Required work ::
Using the records below, locate all lines containing "right" and return them.
———
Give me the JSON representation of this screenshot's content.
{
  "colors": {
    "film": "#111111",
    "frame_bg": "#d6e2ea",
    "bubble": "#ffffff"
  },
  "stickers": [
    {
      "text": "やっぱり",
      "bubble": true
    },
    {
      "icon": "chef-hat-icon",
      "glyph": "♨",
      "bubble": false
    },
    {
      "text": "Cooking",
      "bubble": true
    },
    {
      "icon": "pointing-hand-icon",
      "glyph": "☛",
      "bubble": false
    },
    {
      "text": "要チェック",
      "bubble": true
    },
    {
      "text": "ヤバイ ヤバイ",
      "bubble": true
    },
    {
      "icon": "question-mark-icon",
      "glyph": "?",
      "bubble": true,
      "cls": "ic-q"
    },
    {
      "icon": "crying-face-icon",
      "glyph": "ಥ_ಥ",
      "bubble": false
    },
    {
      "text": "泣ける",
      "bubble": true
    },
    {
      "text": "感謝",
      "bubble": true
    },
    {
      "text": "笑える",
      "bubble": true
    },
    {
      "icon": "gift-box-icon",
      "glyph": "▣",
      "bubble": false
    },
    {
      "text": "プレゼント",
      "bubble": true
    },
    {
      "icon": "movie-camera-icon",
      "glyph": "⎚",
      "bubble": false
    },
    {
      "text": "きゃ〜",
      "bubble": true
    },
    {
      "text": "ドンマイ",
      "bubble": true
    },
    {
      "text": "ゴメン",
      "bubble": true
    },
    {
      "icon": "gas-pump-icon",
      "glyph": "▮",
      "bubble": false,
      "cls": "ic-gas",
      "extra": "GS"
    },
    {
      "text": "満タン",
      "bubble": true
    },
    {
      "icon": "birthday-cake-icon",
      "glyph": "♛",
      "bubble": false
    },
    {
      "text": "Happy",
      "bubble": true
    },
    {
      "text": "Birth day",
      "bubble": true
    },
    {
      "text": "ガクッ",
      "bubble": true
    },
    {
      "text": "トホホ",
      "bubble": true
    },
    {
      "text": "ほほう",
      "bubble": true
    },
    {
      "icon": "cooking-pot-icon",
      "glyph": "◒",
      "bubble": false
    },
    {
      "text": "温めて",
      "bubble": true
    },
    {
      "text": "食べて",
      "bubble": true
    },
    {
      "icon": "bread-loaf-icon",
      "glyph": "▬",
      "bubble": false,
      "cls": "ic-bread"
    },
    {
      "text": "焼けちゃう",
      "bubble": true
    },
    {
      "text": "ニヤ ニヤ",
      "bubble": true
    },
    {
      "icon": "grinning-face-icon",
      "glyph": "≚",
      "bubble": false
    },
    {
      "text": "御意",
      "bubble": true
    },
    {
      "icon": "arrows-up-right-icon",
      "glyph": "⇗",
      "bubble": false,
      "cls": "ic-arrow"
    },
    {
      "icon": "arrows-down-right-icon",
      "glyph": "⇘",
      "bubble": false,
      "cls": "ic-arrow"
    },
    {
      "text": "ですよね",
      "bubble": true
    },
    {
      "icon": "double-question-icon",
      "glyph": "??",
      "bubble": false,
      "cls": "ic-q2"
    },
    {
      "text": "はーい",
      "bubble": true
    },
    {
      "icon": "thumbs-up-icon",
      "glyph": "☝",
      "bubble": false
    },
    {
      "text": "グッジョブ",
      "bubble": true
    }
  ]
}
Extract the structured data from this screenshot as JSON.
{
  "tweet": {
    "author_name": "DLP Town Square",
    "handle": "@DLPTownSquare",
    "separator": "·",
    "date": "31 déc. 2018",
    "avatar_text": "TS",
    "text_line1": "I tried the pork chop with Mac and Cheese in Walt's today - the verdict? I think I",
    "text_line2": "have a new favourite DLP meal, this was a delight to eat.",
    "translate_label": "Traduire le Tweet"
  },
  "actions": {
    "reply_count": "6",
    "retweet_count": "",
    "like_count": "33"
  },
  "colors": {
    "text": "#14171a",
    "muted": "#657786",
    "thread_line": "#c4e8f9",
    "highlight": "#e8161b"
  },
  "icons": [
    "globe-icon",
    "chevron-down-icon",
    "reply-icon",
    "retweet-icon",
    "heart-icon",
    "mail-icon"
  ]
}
———
Output ::
      "icon": "arrows-up-right-icon",
      "icon": "arrows-down-right-icon",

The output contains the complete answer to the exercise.